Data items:

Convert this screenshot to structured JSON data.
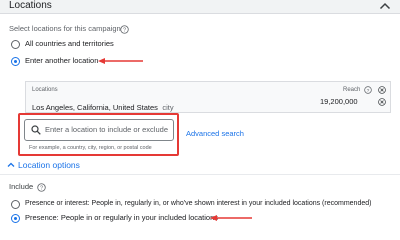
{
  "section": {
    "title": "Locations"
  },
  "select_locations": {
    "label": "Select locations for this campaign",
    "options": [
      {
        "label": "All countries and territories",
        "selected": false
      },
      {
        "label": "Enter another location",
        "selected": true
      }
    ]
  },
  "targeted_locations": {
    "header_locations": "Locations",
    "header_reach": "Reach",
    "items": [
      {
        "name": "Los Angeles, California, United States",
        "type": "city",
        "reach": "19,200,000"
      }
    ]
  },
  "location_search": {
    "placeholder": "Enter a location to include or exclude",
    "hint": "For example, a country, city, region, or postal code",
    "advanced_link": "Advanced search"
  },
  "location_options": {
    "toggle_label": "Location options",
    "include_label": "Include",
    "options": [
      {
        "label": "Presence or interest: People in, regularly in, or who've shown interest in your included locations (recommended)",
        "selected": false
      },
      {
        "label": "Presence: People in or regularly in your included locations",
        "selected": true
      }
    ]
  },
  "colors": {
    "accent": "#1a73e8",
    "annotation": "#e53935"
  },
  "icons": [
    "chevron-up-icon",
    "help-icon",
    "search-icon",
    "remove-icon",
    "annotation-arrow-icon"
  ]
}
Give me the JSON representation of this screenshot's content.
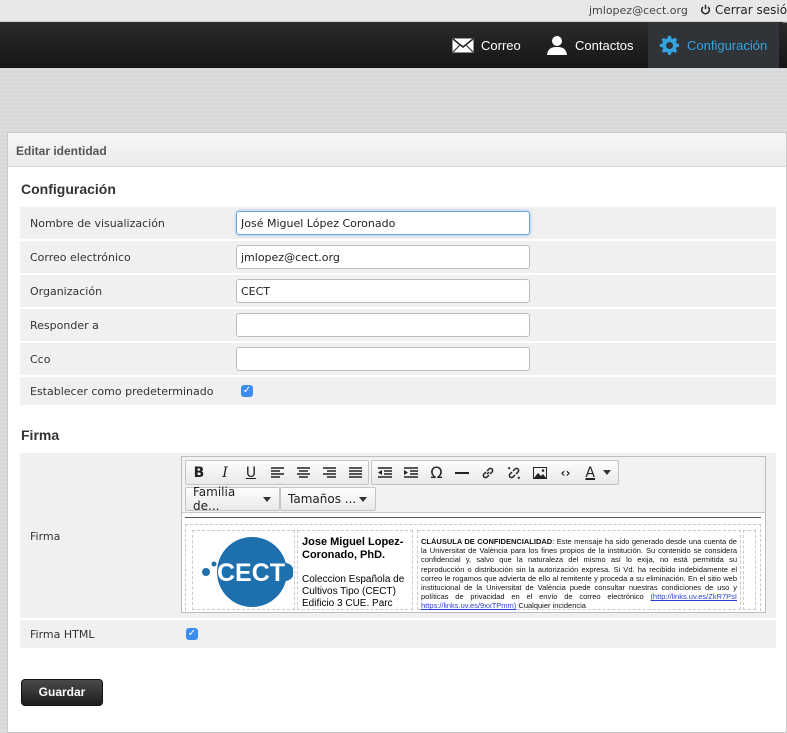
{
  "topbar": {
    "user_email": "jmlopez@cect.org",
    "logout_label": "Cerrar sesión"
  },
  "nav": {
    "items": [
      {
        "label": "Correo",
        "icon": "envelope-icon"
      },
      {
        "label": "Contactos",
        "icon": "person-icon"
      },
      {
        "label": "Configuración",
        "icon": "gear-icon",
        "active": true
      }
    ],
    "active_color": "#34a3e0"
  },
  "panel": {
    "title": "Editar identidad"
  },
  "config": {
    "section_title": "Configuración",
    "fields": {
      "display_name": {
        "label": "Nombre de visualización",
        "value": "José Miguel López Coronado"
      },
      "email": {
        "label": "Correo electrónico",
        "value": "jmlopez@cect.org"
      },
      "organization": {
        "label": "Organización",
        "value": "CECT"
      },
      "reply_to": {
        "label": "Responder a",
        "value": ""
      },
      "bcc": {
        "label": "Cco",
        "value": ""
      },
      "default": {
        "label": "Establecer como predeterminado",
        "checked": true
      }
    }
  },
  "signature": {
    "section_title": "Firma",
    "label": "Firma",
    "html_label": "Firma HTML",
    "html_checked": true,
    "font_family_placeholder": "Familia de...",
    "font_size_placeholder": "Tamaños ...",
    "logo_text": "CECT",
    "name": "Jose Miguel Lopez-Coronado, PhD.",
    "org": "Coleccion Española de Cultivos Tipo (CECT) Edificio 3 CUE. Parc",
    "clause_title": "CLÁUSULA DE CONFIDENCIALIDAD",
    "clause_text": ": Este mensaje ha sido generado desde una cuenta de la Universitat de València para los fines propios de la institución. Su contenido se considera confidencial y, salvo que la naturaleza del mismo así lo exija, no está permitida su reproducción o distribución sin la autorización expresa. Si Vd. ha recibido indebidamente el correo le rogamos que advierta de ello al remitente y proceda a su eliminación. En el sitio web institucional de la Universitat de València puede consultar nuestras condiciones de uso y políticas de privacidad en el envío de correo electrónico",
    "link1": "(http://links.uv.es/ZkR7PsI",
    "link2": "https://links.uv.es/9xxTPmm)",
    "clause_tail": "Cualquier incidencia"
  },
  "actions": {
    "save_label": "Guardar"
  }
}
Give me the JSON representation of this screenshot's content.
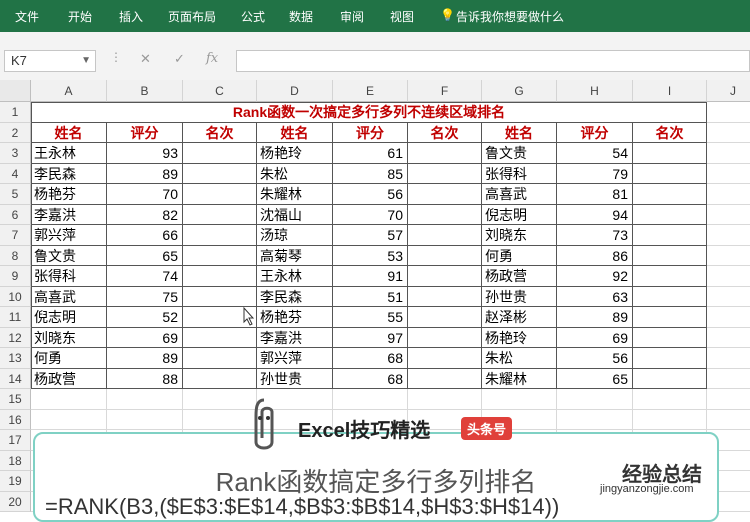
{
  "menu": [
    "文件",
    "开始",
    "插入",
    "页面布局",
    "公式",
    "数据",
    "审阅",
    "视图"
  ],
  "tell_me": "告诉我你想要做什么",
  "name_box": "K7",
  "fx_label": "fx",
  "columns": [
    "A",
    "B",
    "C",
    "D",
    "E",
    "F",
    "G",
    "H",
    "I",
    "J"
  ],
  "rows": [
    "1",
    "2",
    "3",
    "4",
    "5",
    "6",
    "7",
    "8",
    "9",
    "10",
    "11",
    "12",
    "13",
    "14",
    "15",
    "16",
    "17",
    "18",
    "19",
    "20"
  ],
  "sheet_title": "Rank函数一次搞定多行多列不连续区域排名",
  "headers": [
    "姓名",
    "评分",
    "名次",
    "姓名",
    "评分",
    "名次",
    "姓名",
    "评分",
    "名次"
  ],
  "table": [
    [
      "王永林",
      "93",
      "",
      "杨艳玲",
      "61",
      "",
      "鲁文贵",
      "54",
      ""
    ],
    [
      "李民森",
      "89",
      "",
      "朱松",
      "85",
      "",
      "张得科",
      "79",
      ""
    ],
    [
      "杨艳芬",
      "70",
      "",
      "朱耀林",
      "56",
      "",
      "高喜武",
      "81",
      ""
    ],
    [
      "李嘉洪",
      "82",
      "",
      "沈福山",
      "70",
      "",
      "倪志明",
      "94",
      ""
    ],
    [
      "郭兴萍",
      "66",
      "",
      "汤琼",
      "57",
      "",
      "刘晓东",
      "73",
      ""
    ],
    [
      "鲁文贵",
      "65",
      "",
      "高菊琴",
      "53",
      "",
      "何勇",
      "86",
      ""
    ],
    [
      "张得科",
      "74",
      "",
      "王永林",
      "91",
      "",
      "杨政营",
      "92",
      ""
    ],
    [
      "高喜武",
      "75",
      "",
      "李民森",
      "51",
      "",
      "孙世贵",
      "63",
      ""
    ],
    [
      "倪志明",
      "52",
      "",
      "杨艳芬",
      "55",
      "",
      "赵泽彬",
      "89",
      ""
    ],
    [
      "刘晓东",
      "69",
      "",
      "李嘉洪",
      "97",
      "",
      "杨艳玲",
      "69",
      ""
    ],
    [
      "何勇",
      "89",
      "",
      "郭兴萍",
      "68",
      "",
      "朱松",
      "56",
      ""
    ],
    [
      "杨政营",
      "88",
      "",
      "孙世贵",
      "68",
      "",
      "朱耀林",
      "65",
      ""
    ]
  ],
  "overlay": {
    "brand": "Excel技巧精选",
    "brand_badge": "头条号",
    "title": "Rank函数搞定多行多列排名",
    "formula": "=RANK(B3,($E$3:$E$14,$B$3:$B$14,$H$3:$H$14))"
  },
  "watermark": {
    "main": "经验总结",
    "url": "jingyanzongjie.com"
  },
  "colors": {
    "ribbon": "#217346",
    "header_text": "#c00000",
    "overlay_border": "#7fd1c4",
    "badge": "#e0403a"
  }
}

==

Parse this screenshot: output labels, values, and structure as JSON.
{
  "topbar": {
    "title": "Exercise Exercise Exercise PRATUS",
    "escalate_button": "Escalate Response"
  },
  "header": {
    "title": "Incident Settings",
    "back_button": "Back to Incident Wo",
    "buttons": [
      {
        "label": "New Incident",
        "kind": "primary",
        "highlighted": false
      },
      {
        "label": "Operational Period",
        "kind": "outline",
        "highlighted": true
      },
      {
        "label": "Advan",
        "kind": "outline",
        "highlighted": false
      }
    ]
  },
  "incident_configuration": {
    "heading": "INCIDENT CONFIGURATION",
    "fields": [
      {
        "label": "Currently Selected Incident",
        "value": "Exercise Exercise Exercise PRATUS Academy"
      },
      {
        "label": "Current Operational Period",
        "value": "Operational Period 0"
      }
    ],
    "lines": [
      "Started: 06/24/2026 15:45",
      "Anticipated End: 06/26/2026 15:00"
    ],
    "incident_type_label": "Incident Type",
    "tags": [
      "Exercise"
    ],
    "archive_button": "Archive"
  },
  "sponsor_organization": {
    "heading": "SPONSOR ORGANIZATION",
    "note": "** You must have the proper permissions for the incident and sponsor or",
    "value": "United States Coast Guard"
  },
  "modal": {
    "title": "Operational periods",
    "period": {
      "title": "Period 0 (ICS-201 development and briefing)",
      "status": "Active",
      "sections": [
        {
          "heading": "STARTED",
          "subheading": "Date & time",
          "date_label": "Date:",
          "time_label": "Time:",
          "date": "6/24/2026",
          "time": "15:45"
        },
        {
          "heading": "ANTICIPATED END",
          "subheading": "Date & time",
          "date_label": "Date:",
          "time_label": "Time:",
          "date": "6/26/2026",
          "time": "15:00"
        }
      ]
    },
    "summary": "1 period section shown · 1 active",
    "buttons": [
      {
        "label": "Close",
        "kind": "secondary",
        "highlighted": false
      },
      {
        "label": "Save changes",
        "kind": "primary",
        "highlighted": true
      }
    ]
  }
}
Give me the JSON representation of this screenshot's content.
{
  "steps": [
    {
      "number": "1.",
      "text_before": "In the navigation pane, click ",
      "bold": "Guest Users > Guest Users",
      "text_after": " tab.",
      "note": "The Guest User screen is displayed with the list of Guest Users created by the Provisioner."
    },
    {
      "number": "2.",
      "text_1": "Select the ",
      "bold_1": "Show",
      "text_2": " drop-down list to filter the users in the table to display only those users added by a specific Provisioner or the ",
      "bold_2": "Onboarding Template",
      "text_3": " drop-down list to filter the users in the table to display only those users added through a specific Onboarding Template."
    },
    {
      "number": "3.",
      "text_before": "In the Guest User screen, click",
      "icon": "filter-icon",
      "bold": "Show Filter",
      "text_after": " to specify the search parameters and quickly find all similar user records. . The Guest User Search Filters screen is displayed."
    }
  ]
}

--

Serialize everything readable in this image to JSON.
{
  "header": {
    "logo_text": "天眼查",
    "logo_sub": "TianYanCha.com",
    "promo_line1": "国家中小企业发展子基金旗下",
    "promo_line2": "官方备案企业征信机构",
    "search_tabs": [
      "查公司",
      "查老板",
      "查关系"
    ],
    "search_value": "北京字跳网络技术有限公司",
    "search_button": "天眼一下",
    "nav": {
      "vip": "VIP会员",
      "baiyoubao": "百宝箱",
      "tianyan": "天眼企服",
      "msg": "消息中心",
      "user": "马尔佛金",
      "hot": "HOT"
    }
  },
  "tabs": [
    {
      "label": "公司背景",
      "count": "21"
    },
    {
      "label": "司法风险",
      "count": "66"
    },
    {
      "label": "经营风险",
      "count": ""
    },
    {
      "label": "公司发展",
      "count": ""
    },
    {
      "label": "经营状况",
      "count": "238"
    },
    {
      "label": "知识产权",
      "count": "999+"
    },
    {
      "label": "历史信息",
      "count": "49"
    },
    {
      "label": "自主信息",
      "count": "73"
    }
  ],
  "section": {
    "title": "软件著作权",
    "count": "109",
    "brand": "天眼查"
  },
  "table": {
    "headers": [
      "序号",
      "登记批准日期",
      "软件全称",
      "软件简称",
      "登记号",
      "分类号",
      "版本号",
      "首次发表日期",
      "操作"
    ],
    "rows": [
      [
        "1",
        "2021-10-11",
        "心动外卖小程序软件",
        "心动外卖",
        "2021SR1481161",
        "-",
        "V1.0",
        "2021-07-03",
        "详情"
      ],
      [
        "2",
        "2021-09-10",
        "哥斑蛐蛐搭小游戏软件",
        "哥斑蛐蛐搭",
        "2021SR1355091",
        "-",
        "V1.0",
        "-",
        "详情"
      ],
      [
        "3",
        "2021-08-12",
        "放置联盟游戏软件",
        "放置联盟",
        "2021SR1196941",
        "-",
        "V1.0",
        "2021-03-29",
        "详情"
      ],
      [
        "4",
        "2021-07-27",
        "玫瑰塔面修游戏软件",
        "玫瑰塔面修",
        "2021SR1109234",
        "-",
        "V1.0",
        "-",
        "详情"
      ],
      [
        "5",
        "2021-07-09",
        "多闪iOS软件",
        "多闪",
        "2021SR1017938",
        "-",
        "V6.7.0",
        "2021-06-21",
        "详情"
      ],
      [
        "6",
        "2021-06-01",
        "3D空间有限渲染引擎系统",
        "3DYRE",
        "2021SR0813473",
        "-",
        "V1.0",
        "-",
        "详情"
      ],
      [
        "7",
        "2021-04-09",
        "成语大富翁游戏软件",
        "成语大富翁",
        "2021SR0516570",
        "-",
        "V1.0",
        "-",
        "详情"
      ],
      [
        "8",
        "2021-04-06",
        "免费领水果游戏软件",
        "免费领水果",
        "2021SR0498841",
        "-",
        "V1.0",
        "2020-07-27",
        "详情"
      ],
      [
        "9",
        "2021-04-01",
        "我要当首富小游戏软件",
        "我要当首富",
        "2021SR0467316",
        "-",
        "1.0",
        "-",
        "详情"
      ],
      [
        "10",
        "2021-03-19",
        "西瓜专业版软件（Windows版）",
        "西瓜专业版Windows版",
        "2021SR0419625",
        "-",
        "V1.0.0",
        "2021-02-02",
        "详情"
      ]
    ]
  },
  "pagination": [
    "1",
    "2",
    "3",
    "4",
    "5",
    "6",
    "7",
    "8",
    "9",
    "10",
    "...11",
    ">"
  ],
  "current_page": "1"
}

◆ **Stated problem**: Where a line in the entries holds "note", copy that line.

◆ **Result of the exercise**:
    "note": "** You must have the proper permissions for the incident and sponsor or",
      "note": "The Guest User screen is displayed with the list of Guest Users created by the Provisioner."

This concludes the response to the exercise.